- What is required -
Using the material that follows, identify and copy each line with the string "затрат".
-- Begin --
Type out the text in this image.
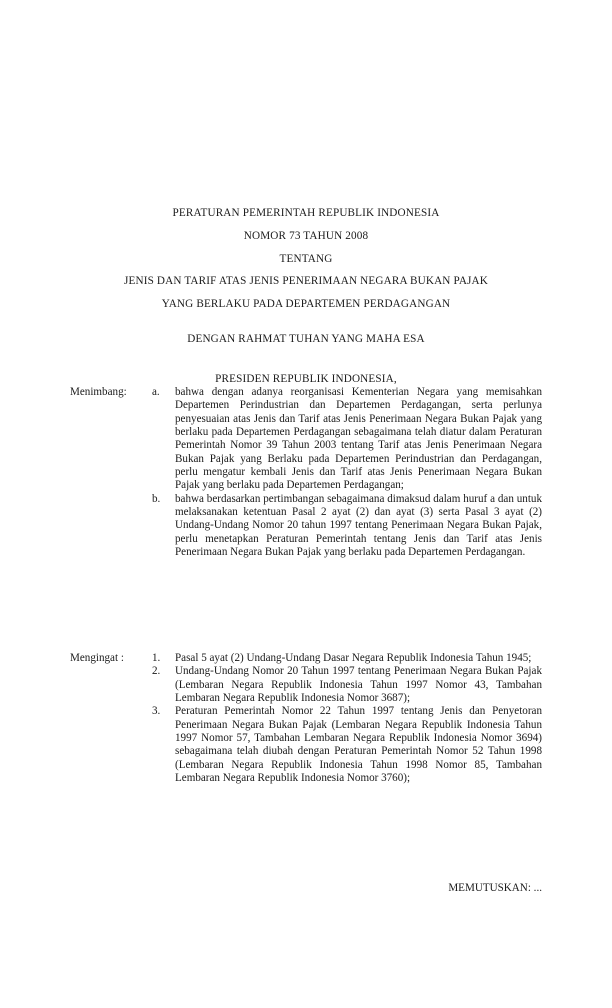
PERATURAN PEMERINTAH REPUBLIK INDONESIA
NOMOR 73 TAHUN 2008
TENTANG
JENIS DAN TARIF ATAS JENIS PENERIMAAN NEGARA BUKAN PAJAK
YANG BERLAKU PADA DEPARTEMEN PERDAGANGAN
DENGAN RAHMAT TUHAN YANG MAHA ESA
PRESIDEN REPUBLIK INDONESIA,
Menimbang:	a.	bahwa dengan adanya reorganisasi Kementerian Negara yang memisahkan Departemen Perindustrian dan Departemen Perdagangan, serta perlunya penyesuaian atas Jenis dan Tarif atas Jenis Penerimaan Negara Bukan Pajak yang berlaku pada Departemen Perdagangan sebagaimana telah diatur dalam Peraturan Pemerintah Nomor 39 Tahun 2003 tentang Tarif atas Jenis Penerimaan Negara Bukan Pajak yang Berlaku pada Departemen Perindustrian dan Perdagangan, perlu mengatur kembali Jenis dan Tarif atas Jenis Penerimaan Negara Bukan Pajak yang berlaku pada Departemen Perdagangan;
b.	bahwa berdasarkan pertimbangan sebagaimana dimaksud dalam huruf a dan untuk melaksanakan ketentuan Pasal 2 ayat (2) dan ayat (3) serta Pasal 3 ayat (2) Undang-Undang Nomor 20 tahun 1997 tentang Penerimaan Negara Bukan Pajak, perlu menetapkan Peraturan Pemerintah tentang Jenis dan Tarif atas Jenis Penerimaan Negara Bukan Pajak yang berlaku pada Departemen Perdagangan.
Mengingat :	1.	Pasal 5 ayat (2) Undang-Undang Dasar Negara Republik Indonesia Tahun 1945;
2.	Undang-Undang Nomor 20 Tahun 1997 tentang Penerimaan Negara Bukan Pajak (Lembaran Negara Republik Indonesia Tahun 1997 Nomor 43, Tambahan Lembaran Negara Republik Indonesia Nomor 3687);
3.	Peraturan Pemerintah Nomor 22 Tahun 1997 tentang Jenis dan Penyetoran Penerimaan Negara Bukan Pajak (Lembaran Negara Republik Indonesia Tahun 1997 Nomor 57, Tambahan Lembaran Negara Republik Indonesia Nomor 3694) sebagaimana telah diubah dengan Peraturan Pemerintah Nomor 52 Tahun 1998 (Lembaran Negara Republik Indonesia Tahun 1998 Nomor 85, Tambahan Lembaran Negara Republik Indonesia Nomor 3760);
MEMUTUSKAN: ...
-- End --
-- Begin --
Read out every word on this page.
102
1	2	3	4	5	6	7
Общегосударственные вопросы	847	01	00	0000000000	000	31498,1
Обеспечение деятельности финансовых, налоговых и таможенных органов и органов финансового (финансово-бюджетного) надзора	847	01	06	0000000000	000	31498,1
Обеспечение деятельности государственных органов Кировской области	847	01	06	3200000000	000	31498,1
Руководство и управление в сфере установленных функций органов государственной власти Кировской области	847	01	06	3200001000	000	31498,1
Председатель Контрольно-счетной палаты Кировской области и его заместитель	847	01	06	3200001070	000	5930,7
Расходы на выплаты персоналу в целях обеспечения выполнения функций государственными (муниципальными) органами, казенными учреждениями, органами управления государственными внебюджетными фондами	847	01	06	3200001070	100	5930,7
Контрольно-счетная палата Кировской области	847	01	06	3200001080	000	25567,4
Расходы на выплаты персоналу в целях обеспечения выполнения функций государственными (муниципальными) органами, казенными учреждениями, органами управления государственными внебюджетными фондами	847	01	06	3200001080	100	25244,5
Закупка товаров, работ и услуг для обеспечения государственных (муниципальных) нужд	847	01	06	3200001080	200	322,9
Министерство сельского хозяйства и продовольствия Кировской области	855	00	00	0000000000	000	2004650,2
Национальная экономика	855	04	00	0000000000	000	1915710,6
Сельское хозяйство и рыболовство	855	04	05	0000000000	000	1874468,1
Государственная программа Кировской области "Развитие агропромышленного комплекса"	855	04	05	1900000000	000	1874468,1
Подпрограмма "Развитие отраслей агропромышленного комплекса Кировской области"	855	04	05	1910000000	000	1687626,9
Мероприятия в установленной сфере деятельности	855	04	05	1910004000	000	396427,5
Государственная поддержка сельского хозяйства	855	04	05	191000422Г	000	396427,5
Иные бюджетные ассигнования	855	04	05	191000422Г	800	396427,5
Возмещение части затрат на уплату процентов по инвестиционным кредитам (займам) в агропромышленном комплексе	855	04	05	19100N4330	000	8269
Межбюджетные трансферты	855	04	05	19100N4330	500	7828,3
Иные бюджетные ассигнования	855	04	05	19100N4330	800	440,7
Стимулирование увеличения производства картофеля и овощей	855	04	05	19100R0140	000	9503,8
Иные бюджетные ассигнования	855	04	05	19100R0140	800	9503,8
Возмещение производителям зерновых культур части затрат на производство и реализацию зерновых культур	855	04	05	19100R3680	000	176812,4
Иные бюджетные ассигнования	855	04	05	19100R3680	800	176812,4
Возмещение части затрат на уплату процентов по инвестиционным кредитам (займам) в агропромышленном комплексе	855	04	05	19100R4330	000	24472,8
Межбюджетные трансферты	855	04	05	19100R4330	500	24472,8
-- End --
- Answer to the exercise -
Возмещение части затрат на уплату процентов по инвестиционным кредитам (займам) в агропромышленном комплексе	855	04	05	19100N4330	000	8269
Возмещение производителям зерновых культур части затрат на производство и реализацию зерновых культур	855	04	05	19100R3680	000	176812,4
Возмещение части затрат на уплату процентов по инвестиционным кредитам (займам) в агропромышленном комплексе	855	04	05	19100R4330	000	24472,8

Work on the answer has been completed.